- Exercise: Repeat the entries that follow verbatim, without any of their pictures.

[Stored data entries]
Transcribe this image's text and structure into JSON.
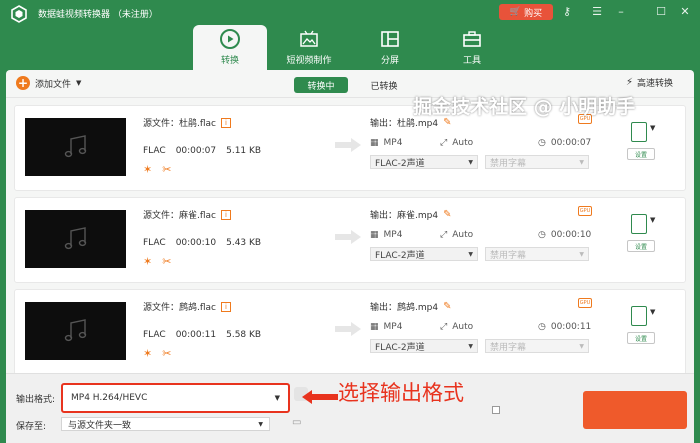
{
  "app": {
    "title": "数据蛙视频转换器 （未注册）",
    "buy_label": "购买",
    "window_icons": [
      "key-icon",
      "menu-icon",
      "minimize-icon",
      "maximize-icon",
      "close-icon"
    ]
  },
  "tabs": [
    {
      "label": "转换",
      "icon": "convert-icon",
      "active": true
    },
    {
      "label": "短视频制作",
      "icon": "video-maker-icon",
      "active": false
    },
    {
      "label": "分屏",
      "icon": "split-screen-icon",
      "active": false
    },
    {
      "label": "工具",
      "icon": "toolbox-icon",
      "active": false
    }
  ],
  "toolbar": {
    "add_file": "添加文件",
    "converting": "转换中",
    "converted": "已转换",
    "high_speed": "高速转换"
  },
  "files": [
    {
      "source_label": "源文件：杜鹃.flac",
      "codec": "FLAC",
      "duration": "00:00:07",
      "size": "5.11 KB",
      "output_label": "输出：杜鹃.mp4",
      "out_format": "MP4",
      "resolution": "Auto",
      "out_duration": "00:00:07",
      "audio": "FLAC-2声道",
      "subtitle": "禁用字幕",
      "settings": "设置"
    },
    {
      "source_label": "源文件：麻雀.flac",
      "codec": "FLAC",
      "duration": "00:00:10",
      "size": "5.43 KB",
      "output_label": "输出：麻雀.mp4",
      "out_format": "MP4",
      "resolution": "Auto",
      "out_duration": "00:00:10",
      "audio": "FLAC-2声道",
      "subtitle": "禁用字幕",
      "settings": "设置"
    },
    {
      "source_label": "源文件：鹧鸪.flac",
      "codec": "FLAC",
      "duration": "00:00:11",
      "size": "5.58 KB",
      "output_label": "输出：鹧鸪.mp4",
      "out_format": "MP4",
      "resolution": "Auto",
      "out_duration": "00:00:11",
      "audio": "FLAC-2声道",
      "subtitle": "禁用字幕",
      "settings": "设置"
    }
  ],
  "bottom": {
    "output_format_label": "输出格式:",
    "output_format_value": "MP4 H.264/HEVC",
    "save_to_label": "保存至:",
    "save_to_value": "与源文件夹一致",
    "annotation": "选择输出格式"
  },
  "watermark": "掘金技术社区 @ 小明助手",
  "colors": {
    "brand_green": "#2f8a4e",
    "accent_orange": "#ef7a1e",
    "highlight_red": "#e8331e"
  }
}
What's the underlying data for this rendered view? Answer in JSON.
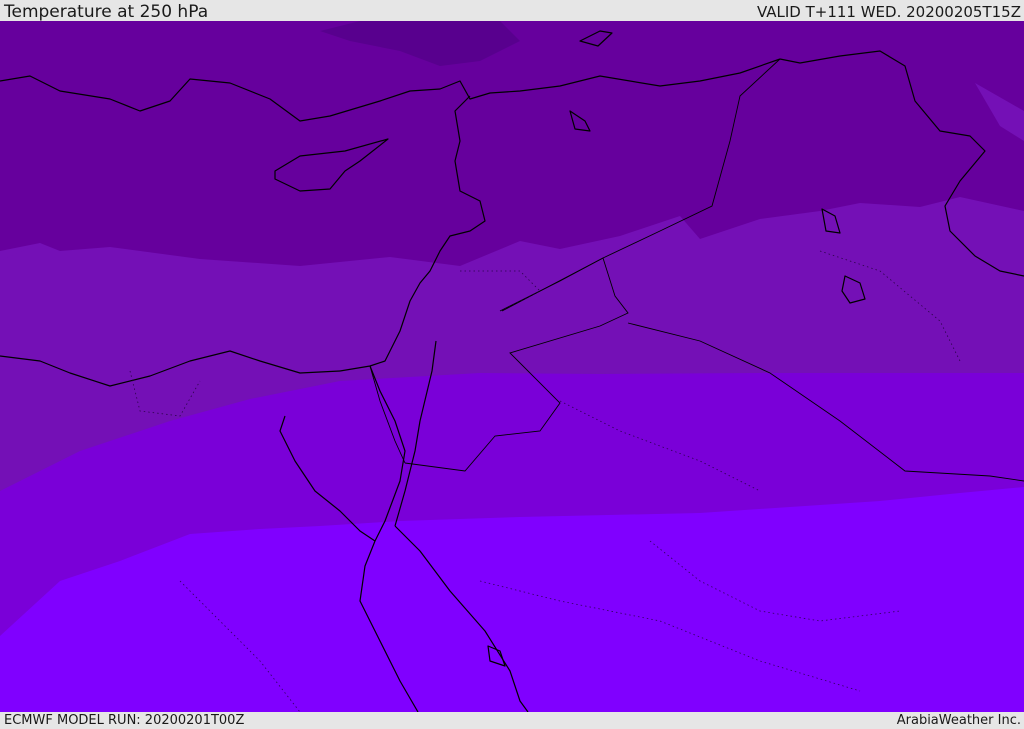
{
  "header": {
    "title": "Temperature at 250 hPa",
    "valid": "VALID T+111 WED. 20200205T15Z"
  },
  "footer": {
    "model_run": "ECMWF MODEL RUN: 20200201T00Z",
    "credit": "ArabiaWeather Inc."
  },
  "map": {
    "field": "temperature_250hPa",
    "colors": {
      "band_darkest": "#5a0090",
      "band_dark": "#66009d",
      "band_mid": "#7410b6",
      "band_light": "#7a00d8",
      "band_lighter": "#7d00f2",
      "band_lightest": "#8000ff",
      "coastline": "#000000"
    }
  }
}
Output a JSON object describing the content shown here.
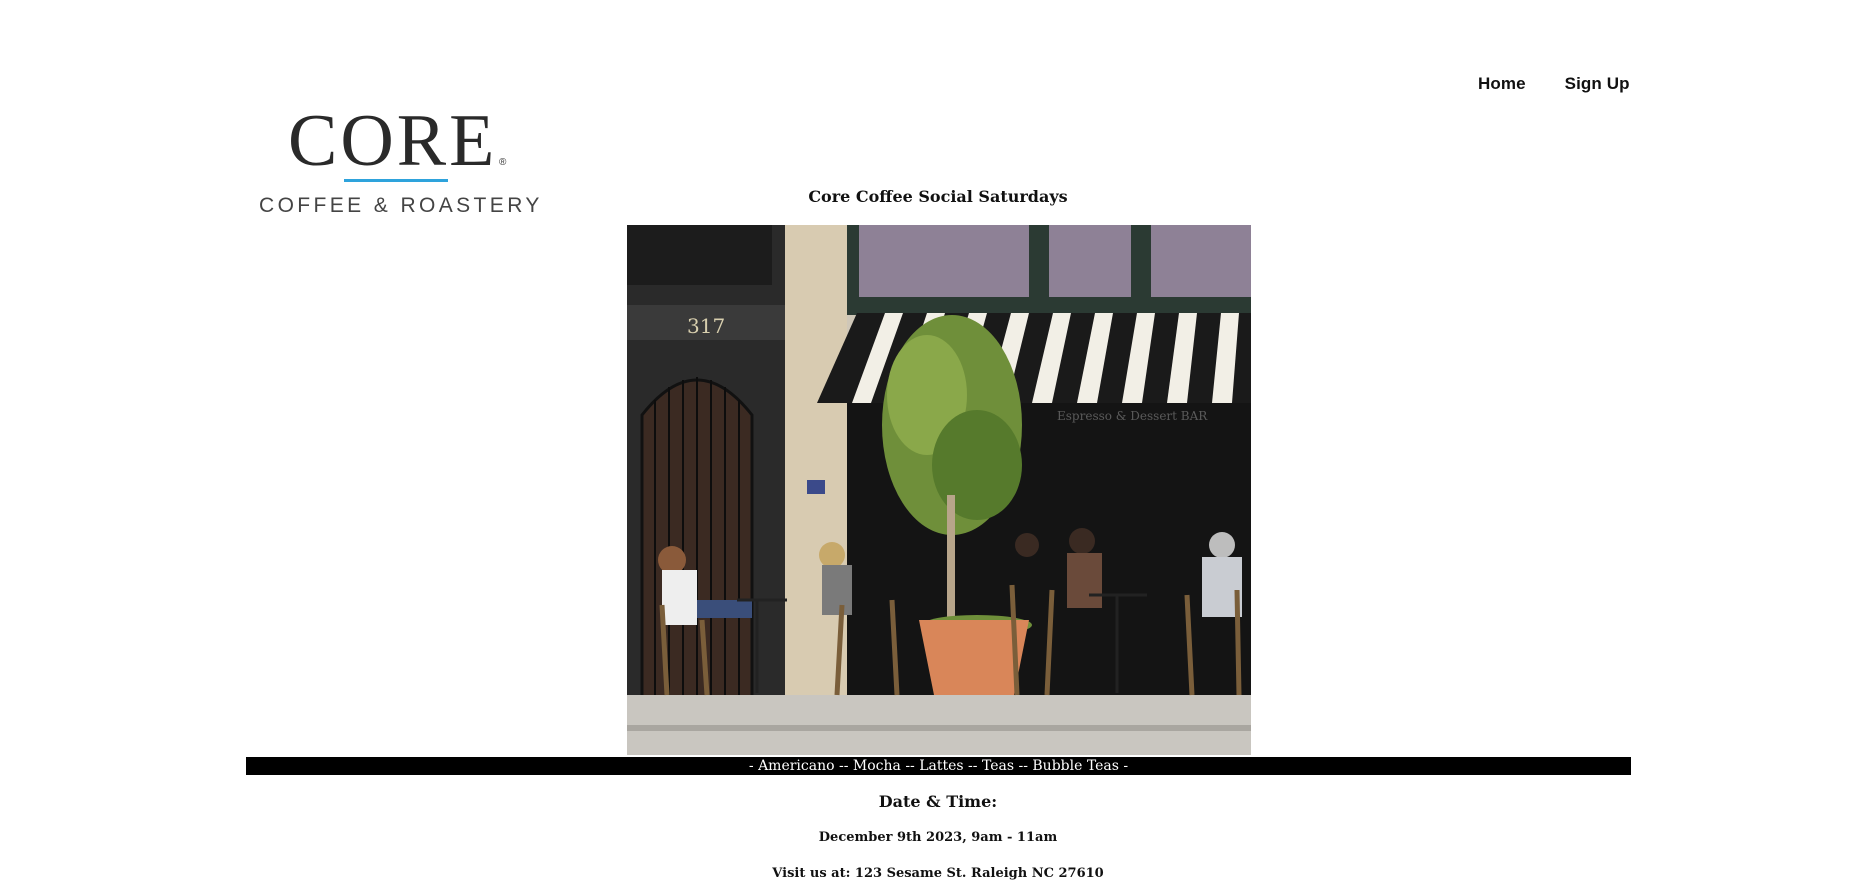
{
  "nav": {
    "home": "Home",
    "signup": "Sign Up"
  },
  "logo": {
    "main": "CORE",
    "reg": "®",
    "sub": "COFFEE & ROASTERY"
  },
  "event": {
    "title": "Core Coffee Social Saturdays",
    "menu": "- Americano -- Mocha -- Lattes -- Teas -- Bubble Teas -",
    "datetime_heading": "Date & Time:",
    "datetime_value": "December 9th 2023, 9am - 11am",
    "visit": "Visit us at: 123 Sesame St. Raleigh NC 27610"
  },
  "photo": {
    "address_number": "317",
    "shop_sign": "Espresso & Dessert BAR"
  },
  "colors": {
    "accent": "#2ea3dc",
    "bar": "#000000",
    "text": "#111111"
  }
}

- Task output:
Transcribe this image's text and structure into JSON.
{
  "app": {
    "title": "数据蛙视频转换器 （未注册）",
    "buy_label": "购买",
    "window_icons": [
      "key-icon",
      "menu-icon",
      "minimize-icon",
      "maximize-icon",
      "close-icon"
    ]
  },
  "tabs": [
    {
      "label": "转换",
      "icon": "convert-icon",
      "active": true
    },
    {
      "label": "短视频制作",
      "icon": "video-maker-icon",
      "active": false
    },
    {
      "label": "分屏",
      "icon": "split-screen-icon",
      "active": false
    },
    {
      "label": "工具",
      "icon": "toolbox-icon",
      "active": false
    }
  ],
  "toolbar": {
    "add_file": "添加文件",
    "converting": "转换中",
    "converted": "已转换",
    "high_speed": "高速转换"
  },
  "files": [
    {
      "source_label": "源文件：杜鹃.flac",
      "codec": "FLAC",
      "duration": "00:00:07",
      "size": "5.11 KB",
      "output_label": "输出：杜鹃.mp4",
      "out_format": "MP4",
      "resolution": "Auto",
      "out_duration": "00:00:07",
      "audio": "FLAC-2声道",
      "subtitle": "禁用字幕",
      "settings": "设置"
    },
    {
      "source_label": "源文件：麻雀.flac",
      "codec": "FLAC",
      "duration": "00:00:10",
      "size": "5.43 KB",
      "output_label": "输出：麻雀.mp4",
      "out_format": "MP4",
      "resolution": "Auto",
      "out_duration": "00:00:10",
      "audio": "FLAC-2声道",
      "subtitle": "禁用字幕",
      "settings": "设置"
    },
    {
      "source_label": "源文件：鹧鸪.flac",
      "codec": "FLAC",
      "duration": "00:00:11",
      "size": "5.58 KB",
      "output_label": "输出：鹧鸪.mp4",
      "out_format": "MP4",
      "resolution": "Auto",
      "out_duration": "00:00:11",
      "audio": "FLAC-2声道",
      "subtitle": "禁用字幕",
      "settings": "设置"
    }
  ],
  "bottom": {
    "output_format_label": "输出格式:",
    "output_format_value": "MP4 H.264/HEVC",
    "save_to_label": "保存至:",
    "save_to_value": "与源文件夹一致",
    "annotation": "选择输出格式"
  },
  "watermark": "掘金技术社区 @ 小明助手",
  "colors": {
    "brand_green": "#2f8a4e",
    "accent_orange": "#ef7a1e",
    "highlight_red": "#e8331e"
  }
}
What's the underlying data for this rendered view? Answer in JSON.
{
  "header": {
    "title": "Temperature at 250 hPa",
    "valid": "VALID T+111 WED. 20200205T15Z"
  },
  "footer": {
    "model_run": "ECMWF MODEL RUN: 20200201T00Z",
    "credit": "ArabiaWeather Inc."
  },
  "map": {
    "field": "temperature_250hPa",
    "colors": {
      "band_darkest": "#5a0090",
      "band_dark": "#66009d",
      "band_mid": "#7410b6",
      "band_light": "#7a00d8",
      "band_lighter": "#7d00f2",
      "band_lightest": "#8000ff",
      "coastline": "#000000"
    }
  }
}
Output a JSON object describing the content shown here.
{
  "nav": {
    "home": "Home",
    "signup": "Sign Up"
  },
  "logo": {
    "main": "CORE",
    "reg": "®",
    "sub": "COFFEE & ROASTERY"
  },
  "event": {
    "title": "Core Coffee Social Saturdays",
    "menu": "- Americano -- Mocha -- Lattes -- Teas -- Bubble Teas -",
    "datetime_heading": "Date & Time:",
    "datetime_value": "December 9th 2023, 9am - 11am",
    "visit": "Visit us at: 123 Sesame St. Raleigh NC 27610"
  },
  "photo": {
    "address_number": "317",
    "shop_sign": "Espresso & Dessert BAR"
  },
  "colors": {
    "accent": "#2ea3dc",
    "bar": "#000000",
    "text": "#111111"
  }
}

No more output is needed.